## What you will do
Gather, from the listing beneath this task, every line holding the string "image".

[Entries from a dataset]
------------------------------------------------

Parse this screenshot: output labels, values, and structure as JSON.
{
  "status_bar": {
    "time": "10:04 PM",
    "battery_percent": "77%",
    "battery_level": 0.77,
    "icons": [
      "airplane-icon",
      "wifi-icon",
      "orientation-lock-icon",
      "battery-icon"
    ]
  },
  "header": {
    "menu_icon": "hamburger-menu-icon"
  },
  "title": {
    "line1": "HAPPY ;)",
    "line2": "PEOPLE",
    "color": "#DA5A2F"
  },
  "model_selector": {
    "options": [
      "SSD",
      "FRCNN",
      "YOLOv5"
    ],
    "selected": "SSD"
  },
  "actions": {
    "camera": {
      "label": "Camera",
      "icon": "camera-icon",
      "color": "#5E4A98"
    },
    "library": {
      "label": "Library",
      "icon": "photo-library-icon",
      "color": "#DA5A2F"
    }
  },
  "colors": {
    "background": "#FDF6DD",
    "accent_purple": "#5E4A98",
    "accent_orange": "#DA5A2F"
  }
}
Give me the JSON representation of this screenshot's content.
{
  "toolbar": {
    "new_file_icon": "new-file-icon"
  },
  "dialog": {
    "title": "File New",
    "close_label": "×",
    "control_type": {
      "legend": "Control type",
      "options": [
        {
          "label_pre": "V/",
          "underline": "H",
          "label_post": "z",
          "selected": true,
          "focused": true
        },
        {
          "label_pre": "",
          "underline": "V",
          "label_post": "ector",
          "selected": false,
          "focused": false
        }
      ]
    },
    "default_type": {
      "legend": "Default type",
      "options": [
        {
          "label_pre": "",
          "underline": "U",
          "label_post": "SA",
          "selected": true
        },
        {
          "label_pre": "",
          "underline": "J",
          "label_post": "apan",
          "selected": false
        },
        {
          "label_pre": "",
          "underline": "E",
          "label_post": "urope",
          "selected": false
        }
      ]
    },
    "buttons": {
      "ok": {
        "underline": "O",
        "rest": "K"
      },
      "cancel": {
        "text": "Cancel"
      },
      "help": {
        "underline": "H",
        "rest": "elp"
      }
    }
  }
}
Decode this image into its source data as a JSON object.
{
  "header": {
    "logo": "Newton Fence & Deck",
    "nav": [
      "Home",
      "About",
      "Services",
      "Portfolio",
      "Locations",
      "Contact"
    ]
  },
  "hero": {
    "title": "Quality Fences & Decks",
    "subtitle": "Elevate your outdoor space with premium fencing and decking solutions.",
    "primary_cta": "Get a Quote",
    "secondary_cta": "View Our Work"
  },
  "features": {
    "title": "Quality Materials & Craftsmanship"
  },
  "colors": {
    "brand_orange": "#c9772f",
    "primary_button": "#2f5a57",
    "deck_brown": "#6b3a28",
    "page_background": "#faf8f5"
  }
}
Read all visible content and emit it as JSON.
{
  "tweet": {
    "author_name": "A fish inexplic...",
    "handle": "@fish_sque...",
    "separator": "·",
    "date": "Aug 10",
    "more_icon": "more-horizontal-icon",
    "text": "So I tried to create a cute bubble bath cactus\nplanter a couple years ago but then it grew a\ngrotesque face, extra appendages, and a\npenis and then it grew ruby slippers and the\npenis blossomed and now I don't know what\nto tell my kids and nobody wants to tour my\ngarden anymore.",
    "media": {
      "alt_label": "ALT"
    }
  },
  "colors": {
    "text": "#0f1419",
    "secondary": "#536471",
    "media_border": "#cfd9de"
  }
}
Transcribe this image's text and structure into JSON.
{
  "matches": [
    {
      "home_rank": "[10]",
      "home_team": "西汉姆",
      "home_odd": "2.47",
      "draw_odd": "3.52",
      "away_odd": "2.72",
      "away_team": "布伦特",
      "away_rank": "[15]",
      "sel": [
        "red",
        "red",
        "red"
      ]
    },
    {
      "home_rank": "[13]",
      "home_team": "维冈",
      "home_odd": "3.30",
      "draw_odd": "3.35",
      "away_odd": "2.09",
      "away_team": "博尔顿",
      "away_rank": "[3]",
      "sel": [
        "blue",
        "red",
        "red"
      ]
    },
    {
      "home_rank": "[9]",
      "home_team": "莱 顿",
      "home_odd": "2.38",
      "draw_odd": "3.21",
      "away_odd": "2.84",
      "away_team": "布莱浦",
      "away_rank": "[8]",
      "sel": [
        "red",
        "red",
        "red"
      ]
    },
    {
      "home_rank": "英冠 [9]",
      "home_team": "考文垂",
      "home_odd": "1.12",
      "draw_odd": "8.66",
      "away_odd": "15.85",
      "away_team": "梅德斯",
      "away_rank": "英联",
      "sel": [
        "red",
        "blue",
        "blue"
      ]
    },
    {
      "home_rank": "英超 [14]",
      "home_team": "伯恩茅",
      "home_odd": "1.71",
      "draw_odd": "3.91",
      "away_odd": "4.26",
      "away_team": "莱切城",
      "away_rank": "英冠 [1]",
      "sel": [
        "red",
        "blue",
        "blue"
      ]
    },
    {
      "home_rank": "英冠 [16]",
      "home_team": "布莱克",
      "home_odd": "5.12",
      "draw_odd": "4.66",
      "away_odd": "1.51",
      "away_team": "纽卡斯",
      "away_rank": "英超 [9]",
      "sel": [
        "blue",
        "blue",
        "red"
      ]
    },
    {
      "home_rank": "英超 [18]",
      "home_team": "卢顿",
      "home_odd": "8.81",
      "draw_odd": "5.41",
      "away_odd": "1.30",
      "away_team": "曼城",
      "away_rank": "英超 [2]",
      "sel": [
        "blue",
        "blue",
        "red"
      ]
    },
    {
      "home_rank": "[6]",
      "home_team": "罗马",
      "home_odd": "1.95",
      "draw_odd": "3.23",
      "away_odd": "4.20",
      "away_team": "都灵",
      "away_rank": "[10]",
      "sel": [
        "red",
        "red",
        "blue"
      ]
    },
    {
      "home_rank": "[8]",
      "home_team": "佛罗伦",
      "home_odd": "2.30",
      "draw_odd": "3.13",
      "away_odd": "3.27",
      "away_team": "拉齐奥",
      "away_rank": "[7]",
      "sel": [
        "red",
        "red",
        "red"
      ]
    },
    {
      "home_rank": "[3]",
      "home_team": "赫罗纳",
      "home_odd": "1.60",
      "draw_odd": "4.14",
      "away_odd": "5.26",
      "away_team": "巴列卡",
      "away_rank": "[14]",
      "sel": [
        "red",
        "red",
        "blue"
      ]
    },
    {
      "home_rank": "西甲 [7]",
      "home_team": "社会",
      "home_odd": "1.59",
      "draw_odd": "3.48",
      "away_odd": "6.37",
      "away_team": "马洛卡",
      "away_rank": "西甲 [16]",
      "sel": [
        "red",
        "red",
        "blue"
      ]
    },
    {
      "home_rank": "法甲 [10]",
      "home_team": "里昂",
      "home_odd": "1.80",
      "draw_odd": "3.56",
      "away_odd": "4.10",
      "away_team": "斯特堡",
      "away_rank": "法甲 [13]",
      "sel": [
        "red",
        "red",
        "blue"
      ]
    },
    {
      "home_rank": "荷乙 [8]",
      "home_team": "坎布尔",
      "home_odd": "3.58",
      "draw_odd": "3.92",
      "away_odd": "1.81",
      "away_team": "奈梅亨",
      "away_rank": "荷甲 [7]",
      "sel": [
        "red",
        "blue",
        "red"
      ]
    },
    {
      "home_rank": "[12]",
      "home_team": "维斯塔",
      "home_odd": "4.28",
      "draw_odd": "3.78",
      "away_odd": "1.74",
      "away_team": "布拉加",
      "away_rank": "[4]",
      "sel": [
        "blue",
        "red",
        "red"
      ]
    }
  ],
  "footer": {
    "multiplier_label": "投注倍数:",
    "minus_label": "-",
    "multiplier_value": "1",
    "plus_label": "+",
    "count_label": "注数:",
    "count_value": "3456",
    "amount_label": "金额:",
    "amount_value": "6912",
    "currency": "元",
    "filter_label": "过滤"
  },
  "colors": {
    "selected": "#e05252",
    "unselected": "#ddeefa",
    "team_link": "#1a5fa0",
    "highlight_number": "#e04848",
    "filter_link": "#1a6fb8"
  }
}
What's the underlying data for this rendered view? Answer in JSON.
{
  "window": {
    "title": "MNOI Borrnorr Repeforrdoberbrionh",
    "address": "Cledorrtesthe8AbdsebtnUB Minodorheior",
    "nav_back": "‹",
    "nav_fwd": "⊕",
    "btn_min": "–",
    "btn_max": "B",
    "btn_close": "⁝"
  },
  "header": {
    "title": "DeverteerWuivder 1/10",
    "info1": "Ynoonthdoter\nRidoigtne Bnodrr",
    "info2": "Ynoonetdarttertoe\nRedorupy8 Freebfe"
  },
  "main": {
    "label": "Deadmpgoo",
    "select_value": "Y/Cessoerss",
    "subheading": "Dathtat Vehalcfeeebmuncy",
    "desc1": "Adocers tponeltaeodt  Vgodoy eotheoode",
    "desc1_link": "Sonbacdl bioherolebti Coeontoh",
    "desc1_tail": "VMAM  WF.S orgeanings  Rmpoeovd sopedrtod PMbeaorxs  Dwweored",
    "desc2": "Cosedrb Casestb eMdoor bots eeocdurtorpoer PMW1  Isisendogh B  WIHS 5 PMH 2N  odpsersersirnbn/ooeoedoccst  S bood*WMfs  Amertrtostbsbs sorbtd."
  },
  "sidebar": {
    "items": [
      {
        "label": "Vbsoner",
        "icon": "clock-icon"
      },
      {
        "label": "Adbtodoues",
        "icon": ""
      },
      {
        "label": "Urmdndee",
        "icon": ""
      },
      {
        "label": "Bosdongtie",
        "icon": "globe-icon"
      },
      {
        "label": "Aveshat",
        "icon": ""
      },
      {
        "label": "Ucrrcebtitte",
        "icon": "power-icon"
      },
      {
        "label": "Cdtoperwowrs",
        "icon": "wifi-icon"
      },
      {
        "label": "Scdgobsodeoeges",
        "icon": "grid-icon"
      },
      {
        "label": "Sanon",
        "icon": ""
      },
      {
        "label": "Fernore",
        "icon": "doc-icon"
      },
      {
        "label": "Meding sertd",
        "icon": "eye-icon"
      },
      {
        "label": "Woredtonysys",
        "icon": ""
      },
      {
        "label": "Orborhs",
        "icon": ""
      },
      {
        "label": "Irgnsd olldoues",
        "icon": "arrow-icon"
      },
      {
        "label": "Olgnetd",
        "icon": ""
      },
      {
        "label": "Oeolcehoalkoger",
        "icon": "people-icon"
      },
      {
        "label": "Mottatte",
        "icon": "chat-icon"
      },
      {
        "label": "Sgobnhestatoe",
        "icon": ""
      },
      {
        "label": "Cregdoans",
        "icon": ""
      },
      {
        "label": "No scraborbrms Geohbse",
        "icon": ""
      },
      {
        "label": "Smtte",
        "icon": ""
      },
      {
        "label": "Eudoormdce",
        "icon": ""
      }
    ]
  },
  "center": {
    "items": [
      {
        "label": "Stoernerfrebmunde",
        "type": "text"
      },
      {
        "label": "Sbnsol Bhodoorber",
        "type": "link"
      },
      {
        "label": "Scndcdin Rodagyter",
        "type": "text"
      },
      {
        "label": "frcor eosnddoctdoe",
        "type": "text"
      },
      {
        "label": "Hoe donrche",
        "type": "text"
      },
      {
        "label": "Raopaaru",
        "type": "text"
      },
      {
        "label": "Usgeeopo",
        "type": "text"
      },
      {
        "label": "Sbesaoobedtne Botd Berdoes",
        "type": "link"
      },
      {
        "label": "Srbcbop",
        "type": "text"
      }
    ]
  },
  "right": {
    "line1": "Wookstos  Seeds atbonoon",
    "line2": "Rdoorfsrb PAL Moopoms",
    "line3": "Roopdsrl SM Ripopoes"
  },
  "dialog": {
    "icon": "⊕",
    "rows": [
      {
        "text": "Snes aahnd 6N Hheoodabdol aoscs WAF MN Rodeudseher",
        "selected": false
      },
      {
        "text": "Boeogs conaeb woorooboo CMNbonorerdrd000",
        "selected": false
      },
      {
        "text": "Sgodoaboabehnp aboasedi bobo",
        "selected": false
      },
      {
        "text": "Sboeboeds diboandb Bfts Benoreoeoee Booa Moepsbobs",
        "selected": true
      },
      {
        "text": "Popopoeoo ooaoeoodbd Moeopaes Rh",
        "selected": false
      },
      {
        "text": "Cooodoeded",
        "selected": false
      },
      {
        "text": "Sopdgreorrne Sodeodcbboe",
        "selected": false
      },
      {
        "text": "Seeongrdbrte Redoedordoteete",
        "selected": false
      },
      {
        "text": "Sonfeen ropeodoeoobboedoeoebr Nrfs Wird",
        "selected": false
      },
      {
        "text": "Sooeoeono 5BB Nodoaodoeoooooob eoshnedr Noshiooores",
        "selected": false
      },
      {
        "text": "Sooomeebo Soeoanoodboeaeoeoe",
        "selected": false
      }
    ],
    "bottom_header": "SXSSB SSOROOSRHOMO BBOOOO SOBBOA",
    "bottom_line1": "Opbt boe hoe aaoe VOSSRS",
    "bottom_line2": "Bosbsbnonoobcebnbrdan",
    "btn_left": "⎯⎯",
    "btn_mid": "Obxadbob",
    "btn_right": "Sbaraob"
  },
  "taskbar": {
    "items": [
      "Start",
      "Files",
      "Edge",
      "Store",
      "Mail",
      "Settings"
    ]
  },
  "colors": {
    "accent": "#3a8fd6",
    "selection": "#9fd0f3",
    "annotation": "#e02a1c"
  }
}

------------------------------------------------

## Task output
Decode this image into its source data as a JSON object.
Transcribe this image's text and structure into JSON.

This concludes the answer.